◆ **TEXTE PROPOSÉ**
_ _ _ _ _ _ _
Le Premier ministre Manuel Valls présente lundi soir de nouvelles mesures destinées à défendre le secteur du tourisme plombé par les attentats, notamment à Paris, avec un accent mis sur la sécurité.

Le chef du gouvernement, qui réunit en début de soirée à Matignon plusieurs ministres concernés dont Jean-Marc Ayrault (Affaires étrangères) et Bernard Cazeneuve (Intérieur), va présenter un plan doté d'une quarantaine de millions d'euros, selon des sources gouvernementales.

Le principal volet, qui devrait avoisiner 15 millions d'euros, concerne la sécurité des touristes, essentiellement en région parisienne, ont indiqué à l'AFP ces sources en amont du comité interministériel.

Il est ainsi prévu d'équiper plusieurs zones touristiques en caméras de surveillance, notamment dans des secteurs entachés récemment par des braquages (tunnel du Landy, hôtels de la périphérie parisienne...).

Une trentaine de musées et de salles culturelles doivent également voir leurs moyens de sécurité renforcés. Des mesures doivent également favoriser le dépôt de plainte des touristes en séjour dans la capitale.

Alors que les aéroports parisiens sont parfois confrontés à de longues queues aux entrées internationales du fait du renforcement des contrôles, plusieurs dizaines de bornes Parafe (passage accéléré par passeport biométrique) supplémentaires doivent être installées à Roissy et Orly pour accélérer les flux.
_ _ _ _ _ _ _
◆ **EXERCICES À TRAITER**
**1.** D'après le texte sur le plan de soutien au tourisme, quel montant le volet consacré à la sécurité des touristes devrait-il avoisiner ?
**2.** Prolongez le texte sur le plan de soutien au tourisme à la suite de sa dernière phrase.
Les enregistrements qui suivent proviennent d'une autre source.
_ _ _ _ _ _ _
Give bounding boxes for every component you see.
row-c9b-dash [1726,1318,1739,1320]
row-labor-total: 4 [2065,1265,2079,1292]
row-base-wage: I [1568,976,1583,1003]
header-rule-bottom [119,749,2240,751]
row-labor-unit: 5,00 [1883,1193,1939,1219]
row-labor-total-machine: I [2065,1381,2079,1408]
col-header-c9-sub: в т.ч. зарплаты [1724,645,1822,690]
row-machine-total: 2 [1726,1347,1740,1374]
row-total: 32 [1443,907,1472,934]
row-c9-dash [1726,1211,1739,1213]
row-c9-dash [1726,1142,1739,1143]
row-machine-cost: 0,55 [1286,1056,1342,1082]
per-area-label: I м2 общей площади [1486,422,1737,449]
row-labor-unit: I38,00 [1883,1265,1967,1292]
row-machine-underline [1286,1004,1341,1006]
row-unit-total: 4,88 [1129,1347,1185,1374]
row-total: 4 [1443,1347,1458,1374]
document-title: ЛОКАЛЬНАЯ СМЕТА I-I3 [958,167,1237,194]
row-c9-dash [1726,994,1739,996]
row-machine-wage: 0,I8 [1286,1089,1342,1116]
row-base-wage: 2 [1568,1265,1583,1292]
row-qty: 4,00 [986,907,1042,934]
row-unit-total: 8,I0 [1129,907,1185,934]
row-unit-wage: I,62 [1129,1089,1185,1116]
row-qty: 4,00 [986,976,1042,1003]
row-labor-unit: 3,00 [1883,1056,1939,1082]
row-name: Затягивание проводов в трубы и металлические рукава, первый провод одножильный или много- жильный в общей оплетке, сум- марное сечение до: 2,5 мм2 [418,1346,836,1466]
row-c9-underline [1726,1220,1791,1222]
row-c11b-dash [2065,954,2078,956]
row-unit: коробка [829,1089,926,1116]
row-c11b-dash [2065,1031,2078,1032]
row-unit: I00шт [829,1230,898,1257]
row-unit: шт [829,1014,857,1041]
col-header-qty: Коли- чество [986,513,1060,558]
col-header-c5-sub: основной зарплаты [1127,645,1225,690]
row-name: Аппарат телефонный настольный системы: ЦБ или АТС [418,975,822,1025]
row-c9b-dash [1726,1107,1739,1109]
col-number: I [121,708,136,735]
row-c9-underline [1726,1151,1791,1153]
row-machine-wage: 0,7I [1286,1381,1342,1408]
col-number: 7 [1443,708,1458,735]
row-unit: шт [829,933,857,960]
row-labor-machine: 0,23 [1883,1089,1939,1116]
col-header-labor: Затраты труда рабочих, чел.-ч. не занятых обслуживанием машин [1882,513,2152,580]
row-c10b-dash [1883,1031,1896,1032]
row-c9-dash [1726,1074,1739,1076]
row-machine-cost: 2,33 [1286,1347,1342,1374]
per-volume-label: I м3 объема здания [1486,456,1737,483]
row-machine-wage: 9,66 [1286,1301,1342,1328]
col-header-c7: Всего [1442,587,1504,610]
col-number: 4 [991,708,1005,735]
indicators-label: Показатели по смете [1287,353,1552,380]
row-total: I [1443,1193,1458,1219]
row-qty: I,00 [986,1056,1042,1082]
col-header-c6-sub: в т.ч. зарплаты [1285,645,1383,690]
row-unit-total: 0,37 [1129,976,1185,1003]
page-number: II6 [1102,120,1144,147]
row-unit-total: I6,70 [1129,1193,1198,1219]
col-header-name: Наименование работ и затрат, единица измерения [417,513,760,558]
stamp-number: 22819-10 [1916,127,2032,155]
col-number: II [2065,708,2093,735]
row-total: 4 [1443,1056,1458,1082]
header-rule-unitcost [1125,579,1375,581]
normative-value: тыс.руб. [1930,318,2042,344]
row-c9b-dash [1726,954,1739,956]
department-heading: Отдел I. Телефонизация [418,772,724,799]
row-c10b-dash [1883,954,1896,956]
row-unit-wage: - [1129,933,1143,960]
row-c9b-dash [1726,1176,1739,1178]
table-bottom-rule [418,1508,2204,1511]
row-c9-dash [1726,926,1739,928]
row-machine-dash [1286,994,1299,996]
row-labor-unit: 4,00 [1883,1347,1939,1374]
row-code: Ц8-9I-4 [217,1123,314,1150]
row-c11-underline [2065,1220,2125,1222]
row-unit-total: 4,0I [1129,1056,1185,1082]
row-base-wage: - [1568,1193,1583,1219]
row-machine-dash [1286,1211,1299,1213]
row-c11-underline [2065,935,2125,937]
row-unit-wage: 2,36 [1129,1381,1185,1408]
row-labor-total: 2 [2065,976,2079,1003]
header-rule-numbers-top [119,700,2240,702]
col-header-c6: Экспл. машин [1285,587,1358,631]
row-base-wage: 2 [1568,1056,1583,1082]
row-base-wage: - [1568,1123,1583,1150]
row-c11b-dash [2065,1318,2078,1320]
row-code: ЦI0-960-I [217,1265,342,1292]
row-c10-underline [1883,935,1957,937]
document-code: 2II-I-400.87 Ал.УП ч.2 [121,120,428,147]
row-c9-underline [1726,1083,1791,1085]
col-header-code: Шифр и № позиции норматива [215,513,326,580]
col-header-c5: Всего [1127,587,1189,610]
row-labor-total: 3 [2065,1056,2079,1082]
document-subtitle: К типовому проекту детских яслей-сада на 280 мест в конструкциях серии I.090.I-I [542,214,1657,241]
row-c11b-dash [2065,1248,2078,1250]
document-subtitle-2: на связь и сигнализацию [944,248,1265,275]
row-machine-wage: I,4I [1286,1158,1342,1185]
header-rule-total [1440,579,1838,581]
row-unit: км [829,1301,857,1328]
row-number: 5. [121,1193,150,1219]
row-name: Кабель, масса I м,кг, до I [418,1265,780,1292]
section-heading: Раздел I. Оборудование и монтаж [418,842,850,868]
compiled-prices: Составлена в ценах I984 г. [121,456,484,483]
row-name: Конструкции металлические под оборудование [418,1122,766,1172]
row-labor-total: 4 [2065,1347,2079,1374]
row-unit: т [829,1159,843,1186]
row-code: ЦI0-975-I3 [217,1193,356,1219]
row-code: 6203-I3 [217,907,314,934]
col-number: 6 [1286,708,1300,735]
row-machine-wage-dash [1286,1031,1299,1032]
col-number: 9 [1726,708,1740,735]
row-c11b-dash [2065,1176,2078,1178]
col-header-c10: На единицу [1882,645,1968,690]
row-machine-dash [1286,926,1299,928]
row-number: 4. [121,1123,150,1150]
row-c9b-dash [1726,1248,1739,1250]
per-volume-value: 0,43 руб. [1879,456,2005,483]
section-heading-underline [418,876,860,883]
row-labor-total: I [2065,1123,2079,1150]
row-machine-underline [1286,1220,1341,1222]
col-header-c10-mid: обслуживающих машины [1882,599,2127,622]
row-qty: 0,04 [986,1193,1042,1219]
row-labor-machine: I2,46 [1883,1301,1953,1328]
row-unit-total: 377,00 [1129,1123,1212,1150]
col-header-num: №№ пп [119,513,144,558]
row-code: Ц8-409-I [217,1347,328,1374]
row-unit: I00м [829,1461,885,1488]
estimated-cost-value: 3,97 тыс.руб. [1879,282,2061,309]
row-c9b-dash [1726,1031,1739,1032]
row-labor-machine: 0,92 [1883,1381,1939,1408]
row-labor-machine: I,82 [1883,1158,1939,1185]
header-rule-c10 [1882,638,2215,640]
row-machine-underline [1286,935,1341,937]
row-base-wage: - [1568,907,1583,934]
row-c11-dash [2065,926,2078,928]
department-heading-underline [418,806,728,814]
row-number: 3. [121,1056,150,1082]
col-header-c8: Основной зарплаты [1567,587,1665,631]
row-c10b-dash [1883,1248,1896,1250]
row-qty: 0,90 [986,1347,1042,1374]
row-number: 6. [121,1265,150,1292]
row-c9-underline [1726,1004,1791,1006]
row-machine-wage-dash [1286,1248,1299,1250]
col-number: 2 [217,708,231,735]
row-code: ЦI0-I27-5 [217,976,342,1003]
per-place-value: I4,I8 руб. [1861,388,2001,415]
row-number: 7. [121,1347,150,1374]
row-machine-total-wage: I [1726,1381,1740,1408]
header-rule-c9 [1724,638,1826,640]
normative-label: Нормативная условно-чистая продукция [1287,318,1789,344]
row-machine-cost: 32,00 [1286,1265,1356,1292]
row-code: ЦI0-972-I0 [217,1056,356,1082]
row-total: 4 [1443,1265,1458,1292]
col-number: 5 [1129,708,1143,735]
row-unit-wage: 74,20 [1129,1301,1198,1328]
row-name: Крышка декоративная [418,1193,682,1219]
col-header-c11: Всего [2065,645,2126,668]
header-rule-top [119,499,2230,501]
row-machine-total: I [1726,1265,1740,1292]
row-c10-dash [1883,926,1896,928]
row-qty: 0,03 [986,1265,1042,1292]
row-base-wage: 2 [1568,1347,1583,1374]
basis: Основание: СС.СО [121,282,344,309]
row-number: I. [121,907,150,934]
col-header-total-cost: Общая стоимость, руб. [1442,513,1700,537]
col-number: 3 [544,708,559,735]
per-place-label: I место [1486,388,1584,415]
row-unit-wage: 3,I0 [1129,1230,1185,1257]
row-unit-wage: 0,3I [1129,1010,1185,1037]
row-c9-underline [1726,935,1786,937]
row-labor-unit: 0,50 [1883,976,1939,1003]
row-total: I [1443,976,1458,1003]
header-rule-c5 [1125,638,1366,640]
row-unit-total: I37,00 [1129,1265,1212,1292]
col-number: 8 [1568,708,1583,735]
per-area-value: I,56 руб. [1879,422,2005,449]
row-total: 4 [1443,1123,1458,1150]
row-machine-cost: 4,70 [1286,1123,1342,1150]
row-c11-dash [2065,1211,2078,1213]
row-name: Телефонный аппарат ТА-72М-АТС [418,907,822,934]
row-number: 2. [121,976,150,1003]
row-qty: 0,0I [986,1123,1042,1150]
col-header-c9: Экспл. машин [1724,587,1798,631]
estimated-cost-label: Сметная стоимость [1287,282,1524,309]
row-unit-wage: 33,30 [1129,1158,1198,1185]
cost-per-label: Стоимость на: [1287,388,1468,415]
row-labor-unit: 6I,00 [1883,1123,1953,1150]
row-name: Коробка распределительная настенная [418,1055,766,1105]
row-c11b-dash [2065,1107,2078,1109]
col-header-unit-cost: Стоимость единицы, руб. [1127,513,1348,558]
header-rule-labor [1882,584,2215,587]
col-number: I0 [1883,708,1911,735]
_ _ _ _ _ _ _
◆ **RÉPONSES ATTENDUES**
**1.** Environ 15 millions d'euros.

**2.**
Le reste de l'enveloppe concerne des mesures techniques de soutien financier au secteur, notamment concernant le travail partiel, des campagnes de communication et l'augmentation des aides sociales aux vacances des retraités non imposables.

Avec pas loin de deux millions de touristes perdus en un an, la note est salée pour Paris et l'Ile-de-France où hôtels comme restaurants n'ont toujours pas retrouvé leurs clientèles étrangère et française après les attentats du 13 novembre 2015.

Pour l'ensemble de l'Hexagone, les arrivées internationales entre le 1er janvier et le 31 octobre ont chuté de 8,1%, selon les données du gouvernement. Ce sont les Japonais (-39%) qui ont le plus déserté la France, suivis des Chinois (-23%), des Allemands (-10,8%) et des Américains (-4%).

Le gouvernement avait déjà présenté un premier plan en mars, puis débloqué 10 millions d'euros en septembre pour promouvoir la destination France.

Le manque à gagner de la baisse du nombre de visites dépassera le milliard d'euros cette année, selon les professionnels, dans un secteur qui pèse près de 7,5% du PIB de la France.